§ THE EXERCISE: The records below are split into lines. How many of those lines contain the string "title"? Reply with the number only.

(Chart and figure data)

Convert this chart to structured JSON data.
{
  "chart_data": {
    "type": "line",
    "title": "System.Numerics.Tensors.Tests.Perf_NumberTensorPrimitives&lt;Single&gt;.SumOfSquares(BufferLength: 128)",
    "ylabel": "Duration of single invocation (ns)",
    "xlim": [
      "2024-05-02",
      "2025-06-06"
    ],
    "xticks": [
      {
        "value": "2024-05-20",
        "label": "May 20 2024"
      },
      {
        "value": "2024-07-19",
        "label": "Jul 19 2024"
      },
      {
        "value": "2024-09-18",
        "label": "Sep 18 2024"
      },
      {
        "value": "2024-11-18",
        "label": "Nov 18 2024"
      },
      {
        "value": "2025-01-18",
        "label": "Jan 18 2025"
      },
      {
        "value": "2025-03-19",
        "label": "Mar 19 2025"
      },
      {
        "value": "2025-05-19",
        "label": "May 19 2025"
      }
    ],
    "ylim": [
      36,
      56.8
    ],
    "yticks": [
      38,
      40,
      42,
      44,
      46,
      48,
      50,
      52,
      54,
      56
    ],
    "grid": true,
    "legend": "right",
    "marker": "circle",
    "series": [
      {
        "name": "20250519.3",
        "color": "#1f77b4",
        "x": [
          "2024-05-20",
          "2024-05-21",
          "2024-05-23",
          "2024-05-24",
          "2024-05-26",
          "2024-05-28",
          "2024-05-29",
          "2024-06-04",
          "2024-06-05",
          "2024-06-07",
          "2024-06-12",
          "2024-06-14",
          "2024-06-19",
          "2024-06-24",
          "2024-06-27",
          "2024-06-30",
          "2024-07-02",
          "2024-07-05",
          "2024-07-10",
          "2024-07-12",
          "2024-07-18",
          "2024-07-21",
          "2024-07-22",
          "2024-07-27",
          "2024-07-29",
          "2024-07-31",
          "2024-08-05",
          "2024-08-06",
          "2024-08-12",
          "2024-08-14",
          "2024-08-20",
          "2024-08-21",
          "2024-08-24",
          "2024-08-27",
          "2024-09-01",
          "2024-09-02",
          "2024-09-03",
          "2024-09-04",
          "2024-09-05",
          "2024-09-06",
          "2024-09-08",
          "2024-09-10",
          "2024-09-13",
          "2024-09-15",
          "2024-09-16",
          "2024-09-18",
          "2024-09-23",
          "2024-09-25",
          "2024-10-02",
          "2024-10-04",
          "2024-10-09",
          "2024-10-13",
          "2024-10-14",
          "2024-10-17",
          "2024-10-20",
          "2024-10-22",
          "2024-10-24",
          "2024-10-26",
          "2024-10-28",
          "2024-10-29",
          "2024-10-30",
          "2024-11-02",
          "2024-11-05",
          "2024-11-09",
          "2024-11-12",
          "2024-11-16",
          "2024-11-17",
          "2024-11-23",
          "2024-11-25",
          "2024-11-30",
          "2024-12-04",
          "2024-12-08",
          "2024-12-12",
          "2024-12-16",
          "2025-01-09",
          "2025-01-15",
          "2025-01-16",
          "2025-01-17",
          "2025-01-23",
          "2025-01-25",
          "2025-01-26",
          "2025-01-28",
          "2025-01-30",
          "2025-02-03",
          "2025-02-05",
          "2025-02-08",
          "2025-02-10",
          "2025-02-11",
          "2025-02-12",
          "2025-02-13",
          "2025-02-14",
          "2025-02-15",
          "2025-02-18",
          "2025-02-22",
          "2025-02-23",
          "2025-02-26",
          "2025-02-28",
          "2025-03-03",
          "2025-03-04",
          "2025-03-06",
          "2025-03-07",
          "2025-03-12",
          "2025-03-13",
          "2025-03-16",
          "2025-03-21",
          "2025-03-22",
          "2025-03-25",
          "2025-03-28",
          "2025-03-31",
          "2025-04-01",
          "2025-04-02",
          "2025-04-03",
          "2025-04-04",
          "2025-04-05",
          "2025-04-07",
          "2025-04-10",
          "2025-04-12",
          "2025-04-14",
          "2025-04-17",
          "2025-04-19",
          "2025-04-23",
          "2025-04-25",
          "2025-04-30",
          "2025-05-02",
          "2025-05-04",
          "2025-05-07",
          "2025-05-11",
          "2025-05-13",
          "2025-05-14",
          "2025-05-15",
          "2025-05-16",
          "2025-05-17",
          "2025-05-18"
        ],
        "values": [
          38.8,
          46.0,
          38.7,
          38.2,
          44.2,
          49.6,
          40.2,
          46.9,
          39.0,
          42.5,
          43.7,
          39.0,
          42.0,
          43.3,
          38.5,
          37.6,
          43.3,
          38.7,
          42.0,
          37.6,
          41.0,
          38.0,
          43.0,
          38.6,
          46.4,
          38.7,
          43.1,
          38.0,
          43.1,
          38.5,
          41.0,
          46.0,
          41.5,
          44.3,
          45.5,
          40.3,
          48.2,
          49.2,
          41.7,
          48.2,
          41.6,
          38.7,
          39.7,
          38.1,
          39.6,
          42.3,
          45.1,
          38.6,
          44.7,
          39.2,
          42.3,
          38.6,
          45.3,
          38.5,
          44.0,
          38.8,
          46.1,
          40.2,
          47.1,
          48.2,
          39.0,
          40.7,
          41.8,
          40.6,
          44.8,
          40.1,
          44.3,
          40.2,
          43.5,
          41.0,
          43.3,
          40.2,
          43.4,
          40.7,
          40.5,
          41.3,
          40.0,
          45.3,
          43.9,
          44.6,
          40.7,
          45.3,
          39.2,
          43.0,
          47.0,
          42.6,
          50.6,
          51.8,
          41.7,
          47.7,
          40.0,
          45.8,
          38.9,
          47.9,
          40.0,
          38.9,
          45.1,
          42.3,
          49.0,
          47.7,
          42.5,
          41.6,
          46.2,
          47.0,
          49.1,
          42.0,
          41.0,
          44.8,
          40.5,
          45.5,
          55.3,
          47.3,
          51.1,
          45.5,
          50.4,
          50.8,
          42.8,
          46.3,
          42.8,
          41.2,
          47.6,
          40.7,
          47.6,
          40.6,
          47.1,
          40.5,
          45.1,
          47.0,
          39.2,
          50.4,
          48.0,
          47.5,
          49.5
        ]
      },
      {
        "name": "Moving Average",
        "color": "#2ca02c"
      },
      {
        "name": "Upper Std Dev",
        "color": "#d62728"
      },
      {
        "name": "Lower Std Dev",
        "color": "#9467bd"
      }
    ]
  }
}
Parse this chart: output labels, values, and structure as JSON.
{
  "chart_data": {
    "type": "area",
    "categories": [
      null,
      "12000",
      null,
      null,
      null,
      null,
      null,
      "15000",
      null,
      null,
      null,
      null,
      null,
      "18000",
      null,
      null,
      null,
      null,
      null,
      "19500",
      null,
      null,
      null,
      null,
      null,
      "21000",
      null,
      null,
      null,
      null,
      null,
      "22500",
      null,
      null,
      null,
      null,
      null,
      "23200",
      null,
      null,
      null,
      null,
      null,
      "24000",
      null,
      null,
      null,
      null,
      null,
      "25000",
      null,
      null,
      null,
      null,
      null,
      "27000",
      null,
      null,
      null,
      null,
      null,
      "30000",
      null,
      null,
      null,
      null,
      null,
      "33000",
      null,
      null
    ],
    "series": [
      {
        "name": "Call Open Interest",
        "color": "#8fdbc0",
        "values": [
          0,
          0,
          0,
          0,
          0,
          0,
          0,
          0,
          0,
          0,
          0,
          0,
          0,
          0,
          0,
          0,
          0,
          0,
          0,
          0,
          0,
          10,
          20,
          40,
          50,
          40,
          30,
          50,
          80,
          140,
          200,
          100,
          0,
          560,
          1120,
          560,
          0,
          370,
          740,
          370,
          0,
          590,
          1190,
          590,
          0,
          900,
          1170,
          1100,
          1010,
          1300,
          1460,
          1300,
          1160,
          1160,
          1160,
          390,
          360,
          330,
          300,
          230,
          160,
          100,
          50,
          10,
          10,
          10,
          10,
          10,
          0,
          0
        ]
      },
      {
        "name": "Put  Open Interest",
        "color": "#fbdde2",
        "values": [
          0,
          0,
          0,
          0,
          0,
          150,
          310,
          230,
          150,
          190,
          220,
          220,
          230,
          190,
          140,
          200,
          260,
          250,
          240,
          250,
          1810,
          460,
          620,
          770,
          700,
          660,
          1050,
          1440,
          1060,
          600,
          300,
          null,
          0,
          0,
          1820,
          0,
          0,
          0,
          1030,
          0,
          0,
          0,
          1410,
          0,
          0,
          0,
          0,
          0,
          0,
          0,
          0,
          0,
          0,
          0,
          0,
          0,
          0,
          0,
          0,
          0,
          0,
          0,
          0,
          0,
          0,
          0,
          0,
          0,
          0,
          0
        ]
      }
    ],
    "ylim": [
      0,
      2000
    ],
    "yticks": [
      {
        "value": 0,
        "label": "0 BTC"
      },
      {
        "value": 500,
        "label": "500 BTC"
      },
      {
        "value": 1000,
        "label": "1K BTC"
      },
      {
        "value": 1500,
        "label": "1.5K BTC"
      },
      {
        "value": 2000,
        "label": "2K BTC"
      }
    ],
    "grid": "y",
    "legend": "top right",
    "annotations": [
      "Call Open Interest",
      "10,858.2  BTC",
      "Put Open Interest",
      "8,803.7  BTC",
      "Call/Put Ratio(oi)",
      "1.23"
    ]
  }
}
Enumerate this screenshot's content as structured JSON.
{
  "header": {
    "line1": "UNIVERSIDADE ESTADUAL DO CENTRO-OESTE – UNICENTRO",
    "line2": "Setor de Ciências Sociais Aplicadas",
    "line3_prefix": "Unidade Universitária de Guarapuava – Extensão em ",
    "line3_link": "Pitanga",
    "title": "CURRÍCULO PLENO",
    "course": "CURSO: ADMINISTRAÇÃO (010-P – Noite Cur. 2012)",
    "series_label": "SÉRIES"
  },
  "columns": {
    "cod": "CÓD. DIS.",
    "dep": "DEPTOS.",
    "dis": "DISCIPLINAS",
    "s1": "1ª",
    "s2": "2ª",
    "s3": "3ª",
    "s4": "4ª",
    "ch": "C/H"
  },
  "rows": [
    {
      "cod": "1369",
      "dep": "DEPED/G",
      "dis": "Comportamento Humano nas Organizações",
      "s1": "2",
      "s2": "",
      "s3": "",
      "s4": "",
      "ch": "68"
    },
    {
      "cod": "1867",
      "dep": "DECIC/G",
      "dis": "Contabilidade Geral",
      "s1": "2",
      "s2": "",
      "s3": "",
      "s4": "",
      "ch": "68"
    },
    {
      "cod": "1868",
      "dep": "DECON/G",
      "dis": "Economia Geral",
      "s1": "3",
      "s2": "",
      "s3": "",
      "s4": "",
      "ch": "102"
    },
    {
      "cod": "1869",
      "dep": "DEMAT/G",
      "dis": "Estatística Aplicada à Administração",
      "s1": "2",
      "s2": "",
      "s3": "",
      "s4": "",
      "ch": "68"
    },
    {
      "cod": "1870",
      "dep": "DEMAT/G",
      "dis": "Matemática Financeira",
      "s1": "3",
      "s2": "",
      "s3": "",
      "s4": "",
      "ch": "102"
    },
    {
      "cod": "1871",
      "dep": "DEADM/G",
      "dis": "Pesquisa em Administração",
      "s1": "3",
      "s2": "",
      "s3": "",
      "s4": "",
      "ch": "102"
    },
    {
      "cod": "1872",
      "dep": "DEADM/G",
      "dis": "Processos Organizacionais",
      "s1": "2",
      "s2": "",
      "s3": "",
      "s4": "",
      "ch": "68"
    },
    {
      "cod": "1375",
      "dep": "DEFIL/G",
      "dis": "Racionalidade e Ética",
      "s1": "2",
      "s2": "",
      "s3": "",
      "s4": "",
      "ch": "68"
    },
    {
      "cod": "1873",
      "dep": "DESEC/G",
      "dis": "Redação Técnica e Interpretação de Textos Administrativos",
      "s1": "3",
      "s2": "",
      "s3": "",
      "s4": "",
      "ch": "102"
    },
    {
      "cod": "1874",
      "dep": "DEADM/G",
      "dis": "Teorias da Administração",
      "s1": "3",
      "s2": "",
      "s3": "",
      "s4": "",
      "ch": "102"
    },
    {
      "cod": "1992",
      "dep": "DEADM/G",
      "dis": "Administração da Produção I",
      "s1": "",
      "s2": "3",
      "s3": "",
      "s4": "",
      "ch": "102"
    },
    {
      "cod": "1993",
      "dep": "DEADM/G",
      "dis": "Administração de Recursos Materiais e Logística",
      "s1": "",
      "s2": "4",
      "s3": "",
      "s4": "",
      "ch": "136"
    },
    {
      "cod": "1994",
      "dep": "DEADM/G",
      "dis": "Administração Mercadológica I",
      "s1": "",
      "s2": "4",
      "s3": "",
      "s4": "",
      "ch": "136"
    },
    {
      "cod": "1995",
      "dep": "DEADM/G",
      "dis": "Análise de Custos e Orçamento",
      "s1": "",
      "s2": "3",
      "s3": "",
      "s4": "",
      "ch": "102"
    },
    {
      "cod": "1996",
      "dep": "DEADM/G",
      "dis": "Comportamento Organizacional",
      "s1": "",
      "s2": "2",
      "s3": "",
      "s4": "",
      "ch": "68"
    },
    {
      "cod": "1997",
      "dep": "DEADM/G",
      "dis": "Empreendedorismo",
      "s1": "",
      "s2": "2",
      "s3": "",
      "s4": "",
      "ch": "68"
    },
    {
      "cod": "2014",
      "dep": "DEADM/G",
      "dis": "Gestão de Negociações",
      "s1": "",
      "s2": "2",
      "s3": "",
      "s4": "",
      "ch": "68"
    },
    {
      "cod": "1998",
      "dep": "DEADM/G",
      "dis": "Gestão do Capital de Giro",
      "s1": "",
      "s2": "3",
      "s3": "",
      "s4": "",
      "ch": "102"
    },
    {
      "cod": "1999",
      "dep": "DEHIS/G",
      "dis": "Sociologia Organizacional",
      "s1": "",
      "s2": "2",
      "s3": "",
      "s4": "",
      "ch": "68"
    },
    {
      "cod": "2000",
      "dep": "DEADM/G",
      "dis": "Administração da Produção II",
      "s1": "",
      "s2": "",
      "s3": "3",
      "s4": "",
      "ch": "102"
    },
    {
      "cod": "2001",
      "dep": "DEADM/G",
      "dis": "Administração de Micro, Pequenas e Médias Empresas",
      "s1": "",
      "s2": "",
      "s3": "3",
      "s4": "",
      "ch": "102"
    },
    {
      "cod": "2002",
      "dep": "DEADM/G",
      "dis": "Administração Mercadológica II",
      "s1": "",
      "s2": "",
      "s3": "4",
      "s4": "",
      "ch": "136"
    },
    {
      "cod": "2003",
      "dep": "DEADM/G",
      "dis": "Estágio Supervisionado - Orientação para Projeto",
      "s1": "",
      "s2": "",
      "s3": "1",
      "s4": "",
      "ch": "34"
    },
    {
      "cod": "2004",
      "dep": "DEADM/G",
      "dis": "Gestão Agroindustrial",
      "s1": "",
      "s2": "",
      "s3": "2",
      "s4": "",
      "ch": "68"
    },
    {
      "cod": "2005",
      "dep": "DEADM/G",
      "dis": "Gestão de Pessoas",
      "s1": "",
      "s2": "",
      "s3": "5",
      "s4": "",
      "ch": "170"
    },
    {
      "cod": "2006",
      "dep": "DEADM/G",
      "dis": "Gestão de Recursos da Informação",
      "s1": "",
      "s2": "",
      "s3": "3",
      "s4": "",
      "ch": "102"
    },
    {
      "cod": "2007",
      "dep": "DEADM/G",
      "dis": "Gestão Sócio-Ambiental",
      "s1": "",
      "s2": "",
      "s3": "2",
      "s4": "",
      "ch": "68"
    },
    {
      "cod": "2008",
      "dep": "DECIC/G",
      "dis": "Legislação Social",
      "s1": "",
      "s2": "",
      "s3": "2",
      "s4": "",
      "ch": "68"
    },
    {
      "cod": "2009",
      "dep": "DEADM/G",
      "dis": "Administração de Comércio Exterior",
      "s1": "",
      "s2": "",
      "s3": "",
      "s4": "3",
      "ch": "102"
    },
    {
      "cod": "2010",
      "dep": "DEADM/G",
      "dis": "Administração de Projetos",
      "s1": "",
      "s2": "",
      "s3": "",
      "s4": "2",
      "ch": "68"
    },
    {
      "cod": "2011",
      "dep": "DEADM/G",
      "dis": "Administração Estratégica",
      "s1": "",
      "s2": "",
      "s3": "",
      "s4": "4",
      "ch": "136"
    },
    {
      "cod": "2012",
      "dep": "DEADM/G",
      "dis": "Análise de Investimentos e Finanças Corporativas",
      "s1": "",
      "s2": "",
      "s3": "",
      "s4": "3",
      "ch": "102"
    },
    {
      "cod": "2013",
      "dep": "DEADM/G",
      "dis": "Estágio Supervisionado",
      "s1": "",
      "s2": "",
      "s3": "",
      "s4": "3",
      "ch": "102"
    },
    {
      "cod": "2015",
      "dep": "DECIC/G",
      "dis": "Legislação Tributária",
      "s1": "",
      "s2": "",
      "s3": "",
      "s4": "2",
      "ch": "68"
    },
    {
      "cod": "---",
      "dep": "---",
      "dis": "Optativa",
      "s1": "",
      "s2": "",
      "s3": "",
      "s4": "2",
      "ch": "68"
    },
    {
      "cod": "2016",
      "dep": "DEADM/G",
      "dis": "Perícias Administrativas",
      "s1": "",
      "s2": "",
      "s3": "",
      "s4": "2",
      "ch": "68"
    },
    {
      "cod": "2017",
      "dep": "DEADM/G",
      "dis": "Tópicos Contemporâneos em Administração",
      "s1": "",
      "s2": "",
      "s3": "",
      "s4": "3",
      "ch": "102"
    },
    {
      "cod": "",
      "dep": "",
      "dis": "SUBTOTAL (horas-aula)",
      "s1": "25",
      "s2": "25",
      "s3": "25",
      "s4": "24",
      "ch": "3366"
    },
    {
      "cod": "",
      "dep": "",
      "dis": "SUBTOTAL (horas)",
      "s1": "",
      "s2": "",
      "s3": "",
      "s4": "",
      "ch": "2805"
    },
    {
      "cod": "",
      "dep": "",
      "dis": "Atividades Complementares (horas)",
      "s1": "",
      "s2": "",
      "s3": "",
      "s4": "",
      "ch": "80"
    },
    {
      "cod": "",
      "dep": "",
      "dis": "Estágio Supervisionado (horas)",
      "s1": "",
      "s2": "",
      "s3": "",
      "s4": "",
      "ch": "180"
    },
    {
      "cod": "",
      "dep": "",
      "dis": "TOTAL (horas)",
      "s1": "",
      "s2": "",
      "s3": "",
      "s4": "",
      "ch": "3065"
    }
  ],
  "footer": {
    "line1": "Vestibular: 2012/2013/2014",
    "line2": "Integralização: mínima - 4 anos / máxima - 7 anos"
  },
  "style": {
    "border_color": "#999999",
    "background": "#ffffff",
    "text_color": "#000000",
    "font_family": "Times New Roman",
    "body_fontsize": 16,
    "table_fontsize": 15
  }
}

§ EXPECTED ANSWER: 2